SUPPLIED RECORDS:
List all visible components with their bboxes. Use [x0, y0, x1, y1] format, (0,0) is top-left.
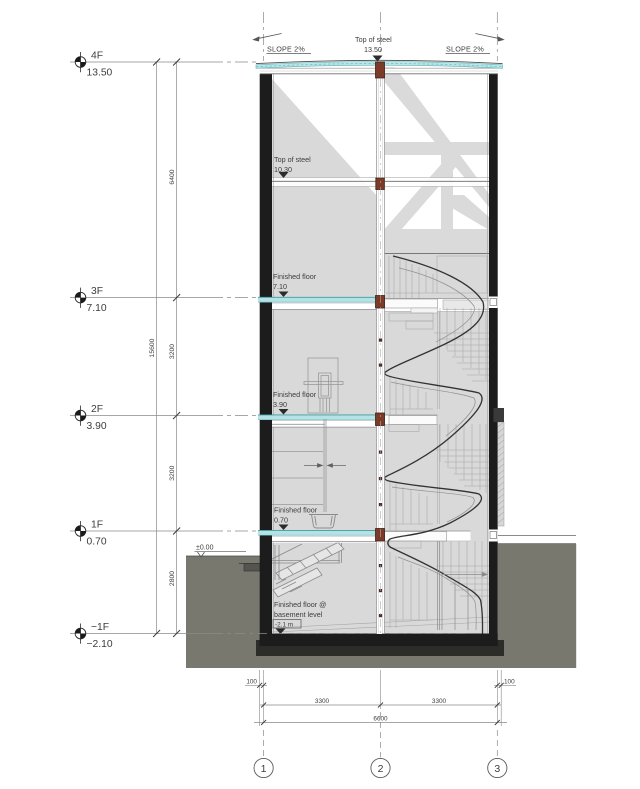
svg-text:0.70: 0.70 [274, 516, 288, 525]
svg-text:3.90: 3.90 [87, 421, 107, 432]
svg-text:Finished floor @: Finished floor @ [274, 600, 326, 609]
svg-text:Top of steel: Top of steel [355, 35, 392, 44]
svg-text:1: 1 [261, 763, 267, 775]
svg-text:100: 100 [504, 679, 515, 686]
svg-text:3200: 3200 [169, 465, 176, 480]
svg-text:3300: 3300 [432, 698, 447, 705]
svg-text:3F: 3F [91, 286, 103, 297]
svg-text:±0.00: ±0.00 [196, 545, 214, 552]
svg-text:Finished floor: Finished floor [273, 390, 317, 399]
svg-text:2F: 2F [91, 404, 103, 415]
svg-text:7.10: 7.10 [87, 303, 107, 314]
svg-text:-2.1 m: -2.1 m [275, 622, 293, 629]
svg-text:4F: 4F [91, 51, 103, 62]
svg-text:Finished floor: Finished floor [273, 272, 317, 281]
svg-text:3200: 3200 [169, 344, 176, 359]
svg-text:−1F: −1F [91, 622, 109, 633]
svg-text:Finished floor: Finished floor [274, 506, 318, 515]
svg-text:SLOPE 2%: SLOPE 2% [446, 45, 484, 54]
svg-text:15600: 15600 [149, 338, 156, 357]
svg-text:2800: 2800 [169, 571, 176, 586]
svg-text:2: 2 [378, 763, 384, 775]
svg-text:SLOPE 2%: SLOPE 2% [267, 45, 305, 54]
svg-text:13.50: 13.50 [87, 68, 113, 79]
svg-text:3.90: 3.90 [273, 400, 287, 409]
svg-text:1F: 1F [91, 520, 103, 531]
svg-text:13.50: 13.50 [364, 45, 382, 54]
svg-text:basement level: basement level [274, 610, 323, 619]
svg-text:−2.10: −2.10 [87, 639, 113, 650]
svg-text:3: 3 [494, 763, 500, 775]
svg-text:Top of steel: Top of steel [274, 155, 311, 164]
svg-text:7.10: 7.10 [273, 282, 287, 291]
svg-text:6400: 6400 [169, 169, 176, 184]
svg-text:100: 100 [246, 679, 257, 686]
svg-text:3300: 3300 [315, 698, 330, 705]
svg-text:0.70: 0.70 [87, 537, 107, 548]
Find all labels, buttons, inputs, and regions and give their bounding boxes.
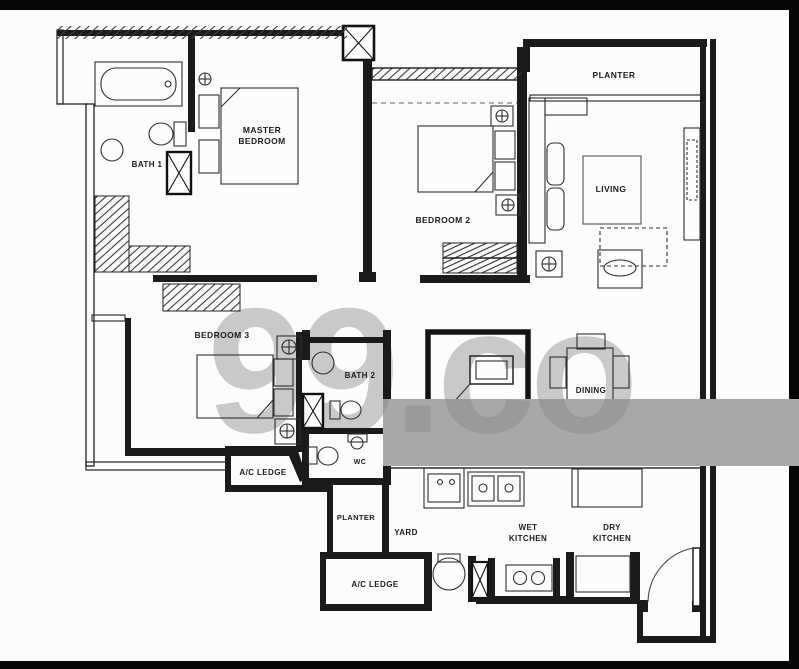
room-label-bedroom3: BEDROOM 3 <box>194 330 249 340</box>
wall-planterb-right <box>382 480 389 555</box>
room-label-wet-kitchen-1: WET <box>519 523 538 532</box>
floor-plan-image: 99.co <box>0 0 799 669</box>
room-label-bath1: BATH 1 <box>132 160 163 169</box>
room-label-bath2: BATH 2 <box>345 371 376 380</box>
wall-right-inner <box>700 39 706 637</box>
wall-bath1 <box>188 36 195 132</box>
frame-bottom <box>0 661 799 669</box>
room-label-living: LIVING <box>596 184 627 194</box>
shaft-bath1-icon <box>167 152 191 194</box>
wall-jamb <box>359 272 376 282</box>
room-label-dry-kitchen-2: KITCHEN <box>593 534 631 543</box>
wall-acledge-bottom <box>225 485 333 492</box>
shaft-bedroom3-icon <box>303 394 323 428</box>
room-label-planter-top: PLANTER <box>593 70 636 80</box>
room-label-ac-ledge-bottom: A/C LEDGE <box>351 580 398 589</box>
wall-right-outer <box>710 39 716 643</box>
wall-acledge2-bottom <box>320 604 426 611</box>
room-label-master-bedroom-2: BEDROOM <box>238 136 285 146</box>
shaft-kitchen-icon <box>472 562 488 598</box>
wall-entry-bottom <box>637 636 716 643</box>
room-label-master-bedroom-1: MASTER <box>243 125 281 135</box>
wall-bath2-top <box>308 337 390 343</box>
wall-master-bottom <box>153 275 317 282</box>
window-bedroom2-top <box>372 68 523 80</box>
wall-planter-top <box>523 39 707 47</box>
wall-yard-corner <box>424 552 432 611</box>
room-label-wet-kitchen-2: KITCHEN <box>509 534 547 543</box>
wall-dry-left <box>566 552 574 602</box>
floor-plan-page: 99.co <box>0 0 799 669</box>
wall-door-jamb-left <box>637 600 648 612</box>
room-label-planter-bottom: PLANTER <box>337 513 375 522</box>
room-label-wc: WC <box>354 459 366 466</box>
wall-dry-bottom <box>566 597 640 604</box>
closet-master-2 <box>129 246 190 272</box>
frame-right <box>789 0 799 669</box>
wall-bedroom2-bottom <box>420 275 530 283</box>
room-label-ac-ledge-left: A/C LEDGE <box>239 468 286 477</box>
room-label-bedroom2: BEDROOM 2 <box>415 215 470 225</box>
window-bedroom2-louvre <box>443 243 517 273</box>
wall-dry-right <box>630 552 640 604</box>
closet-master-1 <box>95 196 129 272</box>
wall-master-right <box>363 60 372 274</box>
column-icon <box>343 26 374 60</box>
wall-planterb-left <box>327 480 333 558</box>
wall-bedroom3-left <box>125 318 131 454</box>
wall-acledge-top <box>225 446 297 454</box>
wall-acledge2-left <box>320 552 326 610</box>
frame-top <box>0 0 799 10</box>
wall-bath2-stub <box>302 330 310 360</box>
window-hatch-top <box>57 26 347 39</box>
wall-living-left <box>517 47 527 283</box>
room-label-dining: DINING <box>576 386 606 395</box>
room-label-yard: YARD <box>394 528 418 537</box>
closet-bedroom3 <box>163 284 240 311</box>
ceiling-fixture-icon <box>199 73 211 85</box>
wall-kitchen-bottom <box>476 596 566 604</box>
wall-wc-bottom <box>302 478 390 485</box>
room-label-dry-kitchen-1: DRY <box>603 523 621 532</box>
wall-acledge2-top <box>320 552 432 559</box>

--

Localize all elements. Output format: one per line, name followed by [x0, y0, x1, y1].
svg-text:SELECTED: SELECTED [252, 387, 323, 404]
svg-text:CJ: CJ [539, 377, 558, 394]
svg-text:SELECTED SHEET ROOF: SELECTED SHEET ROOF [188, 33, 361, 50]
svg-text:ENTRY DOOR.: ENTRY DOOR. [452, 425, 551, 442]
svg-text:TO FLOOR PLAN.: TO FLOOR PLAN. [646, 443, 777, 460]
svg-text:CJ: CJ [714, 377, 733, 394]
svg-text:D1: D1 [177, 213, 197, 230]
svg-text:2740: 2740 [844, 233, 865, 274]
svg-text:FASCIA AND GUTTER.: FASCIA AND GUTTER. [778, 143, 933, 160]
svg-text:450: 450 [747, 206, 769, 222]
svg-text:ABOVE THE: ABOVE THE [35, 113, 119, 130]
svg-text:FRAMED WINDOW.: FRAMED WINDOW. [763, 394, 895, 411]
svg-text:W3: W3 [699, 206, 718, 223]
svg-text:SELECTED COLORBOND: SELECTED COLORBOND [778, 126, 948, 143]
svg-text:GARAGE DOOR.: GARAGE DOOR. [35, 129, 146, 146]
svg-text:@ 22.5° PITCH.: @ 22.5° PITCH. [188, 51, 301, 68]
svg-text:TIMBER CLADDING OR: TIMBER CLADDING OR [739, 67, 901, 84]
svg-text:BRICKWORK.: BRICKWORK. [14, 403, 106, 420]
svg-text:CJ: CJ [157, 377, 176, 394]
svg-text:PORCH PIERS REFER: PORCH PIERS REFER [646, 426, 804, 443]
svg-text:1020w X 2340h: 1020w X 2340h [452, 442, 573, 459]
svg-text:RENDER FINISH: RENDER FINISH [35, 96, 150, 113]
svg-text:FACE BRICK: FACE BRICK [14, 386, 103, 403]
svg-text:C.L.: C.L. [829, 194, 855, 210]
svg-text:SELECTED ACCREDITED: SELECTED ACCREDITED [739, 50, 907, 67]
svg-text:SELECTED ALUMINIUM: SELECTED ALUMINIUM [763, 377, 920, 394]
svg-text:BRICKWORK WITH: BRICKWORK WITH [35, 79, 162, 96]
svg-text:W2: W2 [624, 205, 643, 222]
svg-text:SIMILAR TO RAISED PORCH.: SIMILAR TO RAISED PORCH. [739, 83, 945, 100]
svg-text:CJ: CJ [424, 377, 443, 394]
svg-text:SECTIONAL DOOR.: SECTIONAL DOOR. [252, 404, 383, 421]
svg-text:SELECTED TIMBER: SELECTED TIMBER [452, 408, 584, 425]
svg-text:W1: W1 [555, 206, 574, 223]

WHAT YOU ARE ASKED TO DO: Reproduce the lines of the listing from the line containing "Localize all elements." through the line containing "svg-text:ENTRY DOOR.: ENTRY", both included.

EXERCISE RESPONSE:
Localize all elements. Output format: one per line, name followed by [x0, y0, x1, y1].
svg-text:SELECTED: SELECTED [252, 387, 323, 404]
svg-text:CJ: CJ [539, 377, 558, 394]
svg-text:SELECTED SHEET ROOF: SELECTED SHEET ROOF [188, 33, 361, 50]
svg-text:ENTRY DOOR.: ENTRY DOOR. [452, 425, 551, 442]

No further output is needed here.